» **Stored entries**
....
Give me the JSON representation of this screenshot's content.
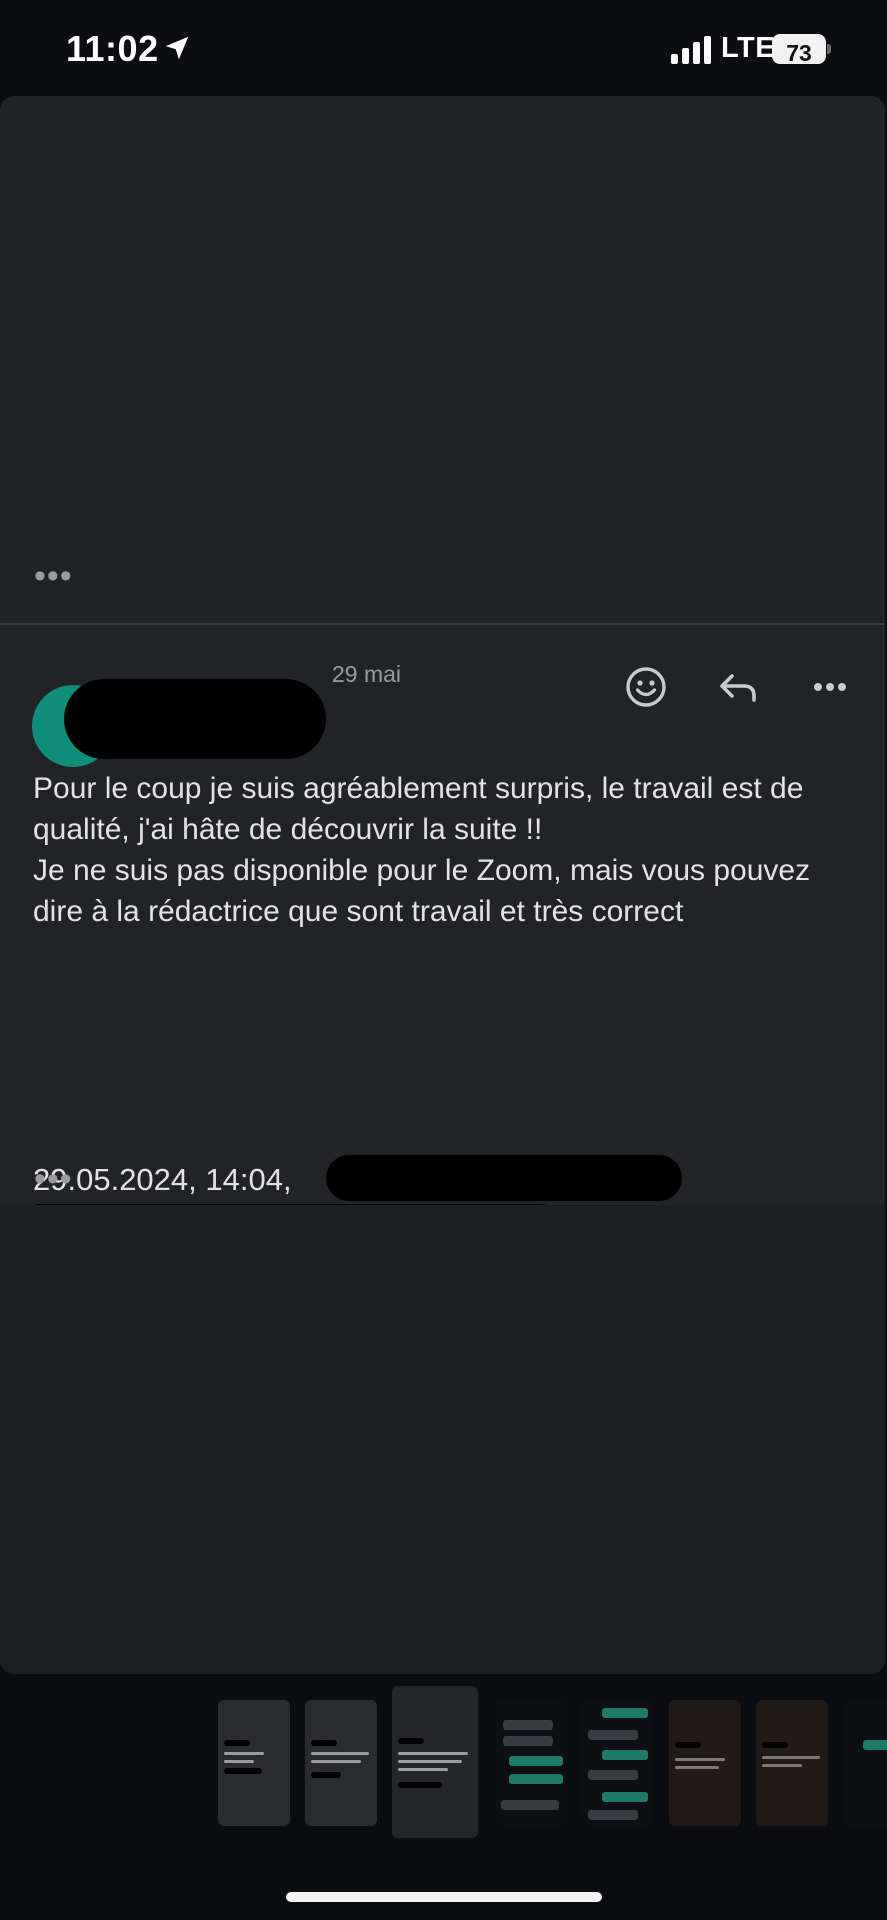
{
  "status_bar": {
    "time": "11:02",
    "network": "LTE",
    "battery": "73"
  },
  "message": {
    "date": "29 mai",
    "body": "Pour le coup je suis agréablement surpris, le travail est de qualité, j'ai hâte de découvrir la suite !!\nJe ne suis pas disponible pour le Zoom, mais vous pouvez dire à la rédactrice que sont travail et très correct",
    "quote_header": "29.05.2024, 14:04,",
    "avatar_color": "#0f8e7c"
  },
  "more_label": "•••",
  "icons": {
    "location": "location-arrow-icon",
    "signal": "signal-bars-icon",
    "emoji": "emoji-icon",
    "reply": "reply-icon",
    "more": "more-horizontal-icon"
  }
}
....
» **WHAT IS BEING ASKED**
Every record above should be written out again exactly; the pictures stay out of the copy.

» **SOLUTION**
Give me the JSON representation of this screenshot's content.
{
  "status_bar": {
    "time": "11:02",
    "network": "LTE",
    "battery": "73"
  },
  "message": {
    "date": "29 mai",
    "body": "Pour le coup je suis agréablement surpris, le travail est de qualité, j'ai hâte de découvrir la suite !!\nJe ne suis pas disponible pour le Zoom, mais vous pouvez dire à la rédactrice que sont travail et très correct",
    "quote_header": "29.05.2024, 14:04,",
    "avatar_color": "#0f8e7c"
  },
  "more_label": "•••",
  "icons": {
    "location": "location-arrow-icon",
    "signal": "signal-bars-icon",
    "emoji": "emoji-icon",
    "reply": "reply-icon",
    "more": "more-horizontal-icon"
  }
}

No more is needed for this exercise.